> [Task brief]:
Copy every line of the data that contains the string "PPT扬尘动画功能".

Start of Recorded data

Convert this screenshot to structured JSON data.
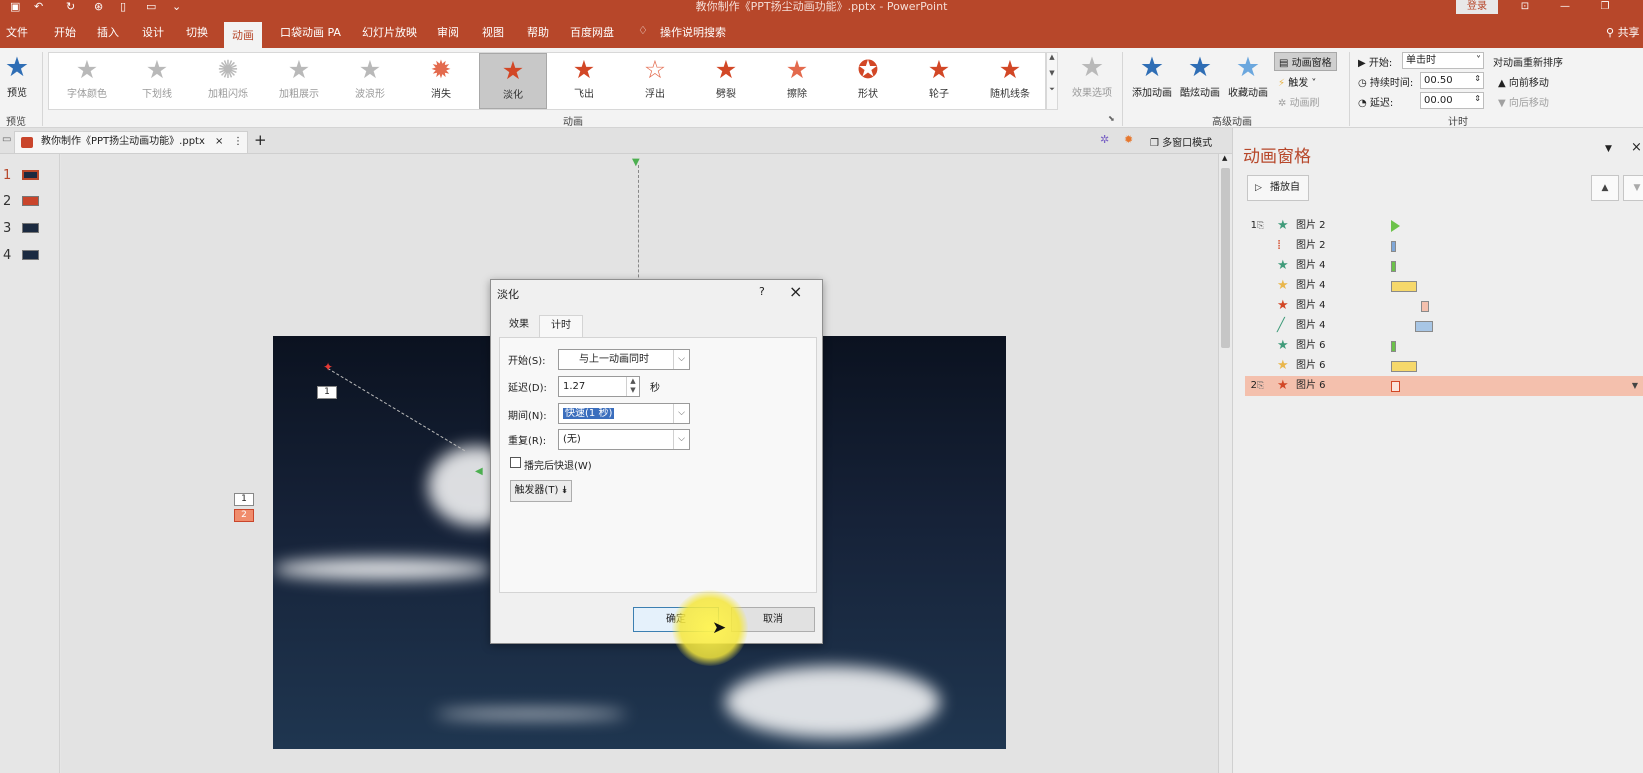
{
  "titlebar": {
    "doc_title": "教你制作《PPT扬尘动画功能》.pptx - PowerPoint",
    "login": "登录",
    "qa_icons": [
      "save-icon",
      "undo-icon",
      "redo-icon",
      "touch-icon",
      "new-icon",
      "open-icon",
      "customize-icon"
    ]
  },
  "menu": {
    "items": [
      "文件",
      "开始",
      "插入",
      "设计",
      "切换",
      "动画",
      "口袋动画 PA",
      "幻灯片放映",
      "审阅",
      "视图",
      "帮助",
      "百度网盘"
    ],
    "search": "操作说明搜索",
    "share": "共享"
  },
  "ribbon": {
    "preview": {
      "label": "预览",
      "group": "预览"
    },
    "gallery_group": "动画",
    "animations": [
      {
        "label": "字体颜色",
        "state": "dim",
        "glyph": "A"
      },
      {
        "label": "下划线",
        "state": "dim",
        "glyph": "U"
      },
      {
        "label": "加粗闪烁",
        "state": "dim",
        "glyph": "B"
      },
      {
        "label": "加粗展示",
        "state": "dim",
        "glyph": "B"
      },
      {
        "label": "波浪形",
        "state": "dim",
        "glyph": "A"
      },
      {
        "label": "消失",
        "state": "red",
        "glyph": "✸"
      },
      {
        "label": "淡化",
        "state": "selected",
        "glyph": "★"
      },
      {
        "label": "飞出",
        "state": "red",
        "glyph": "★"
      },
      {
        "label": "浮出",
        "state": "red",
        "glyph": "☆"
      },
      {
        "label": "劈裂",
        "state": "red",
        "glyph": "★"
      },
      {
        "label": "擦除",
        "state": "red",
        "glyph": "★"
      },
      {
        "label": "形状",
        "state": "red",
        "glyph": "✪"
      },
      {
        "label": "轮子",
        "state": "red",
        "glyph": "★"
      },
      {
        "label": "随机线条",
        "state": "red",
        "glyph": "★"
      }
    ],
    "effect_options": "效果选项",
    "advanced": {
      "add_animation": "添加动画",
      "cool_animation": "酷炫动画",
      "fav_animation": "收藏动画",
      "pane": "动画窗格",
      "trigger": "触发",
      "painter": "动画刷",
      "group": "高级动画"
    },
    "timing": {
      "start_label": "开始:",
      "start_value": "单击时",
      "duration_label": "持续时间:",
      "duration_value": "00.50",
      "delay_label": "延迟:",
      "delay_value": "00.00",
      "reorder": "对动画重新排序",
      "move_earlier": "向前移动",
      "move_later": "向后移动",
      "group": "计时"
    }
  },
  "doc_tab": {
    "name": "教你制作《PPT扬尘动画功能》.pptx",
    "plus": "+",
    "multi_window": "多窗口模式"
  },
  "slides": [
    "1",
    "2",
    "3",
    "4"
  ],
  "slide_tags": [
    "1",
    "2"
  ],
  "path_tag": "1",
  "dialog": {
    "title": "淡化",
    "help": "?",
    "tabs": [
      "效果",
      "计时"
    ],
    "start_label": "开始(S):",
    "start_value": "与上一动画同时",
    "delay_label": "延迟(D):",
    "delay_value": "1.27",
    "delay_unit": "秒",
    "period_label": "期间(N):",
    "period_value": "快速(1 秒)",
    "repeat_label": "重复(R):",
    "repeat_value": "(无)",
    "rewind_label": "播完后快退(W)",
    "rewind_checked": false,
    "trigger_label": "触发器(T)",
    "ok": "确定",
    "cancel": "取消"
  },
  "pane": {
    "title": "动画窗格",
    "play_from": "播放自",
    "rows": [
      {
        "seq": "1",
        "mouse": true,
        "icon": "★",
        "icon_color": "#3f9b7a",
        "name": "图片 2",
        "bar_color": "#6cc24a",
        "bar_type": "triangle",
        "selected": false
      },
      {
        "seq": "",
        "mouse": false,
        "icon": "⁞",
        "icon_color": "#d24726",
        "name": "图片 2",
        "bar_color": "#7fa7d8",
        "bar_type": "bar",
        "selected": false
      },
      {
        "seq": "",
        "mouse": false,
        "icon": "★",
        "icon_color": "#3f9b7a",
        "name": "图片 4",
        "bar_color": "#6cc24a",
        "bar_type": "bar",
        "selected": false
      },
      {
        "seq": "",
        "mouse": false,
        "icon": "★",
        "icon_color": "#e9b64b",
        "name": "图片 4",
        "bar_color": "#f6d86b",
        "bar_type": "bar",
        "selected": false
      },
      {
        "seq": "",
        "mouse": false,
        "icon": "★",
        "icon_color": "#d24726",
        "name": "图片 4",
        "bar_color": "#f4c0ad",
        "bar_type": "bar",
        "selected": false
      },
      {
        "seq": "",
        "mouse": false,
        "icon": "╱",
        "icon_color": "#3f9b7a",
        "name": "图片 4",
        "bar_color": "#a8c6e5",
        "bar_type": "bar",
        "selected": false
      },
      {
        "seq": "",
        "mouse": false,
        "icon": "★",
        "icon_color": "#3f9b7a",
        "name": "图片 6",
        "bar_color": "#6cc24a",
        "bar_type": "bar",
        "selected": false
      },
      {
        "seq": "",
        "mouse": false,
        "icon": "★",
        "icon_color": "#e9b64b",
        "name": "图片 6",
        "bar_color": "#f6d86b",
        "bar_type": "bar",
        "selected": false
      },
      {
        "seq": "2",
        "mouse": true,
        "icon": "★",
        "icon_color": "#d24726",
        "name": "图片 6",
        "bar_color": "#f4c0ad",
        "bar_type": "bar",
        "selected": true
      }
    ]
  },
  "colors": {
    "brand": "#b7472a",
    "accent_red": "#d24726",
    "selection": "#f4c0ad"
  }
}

End of Recorded data

> [Response below]:
    "doc_title": "教你制作《PPT扬尘动画功能》.pptx - PowerPoint",
    "name": "教你制作《PPT扬尘动画功能》.pptx",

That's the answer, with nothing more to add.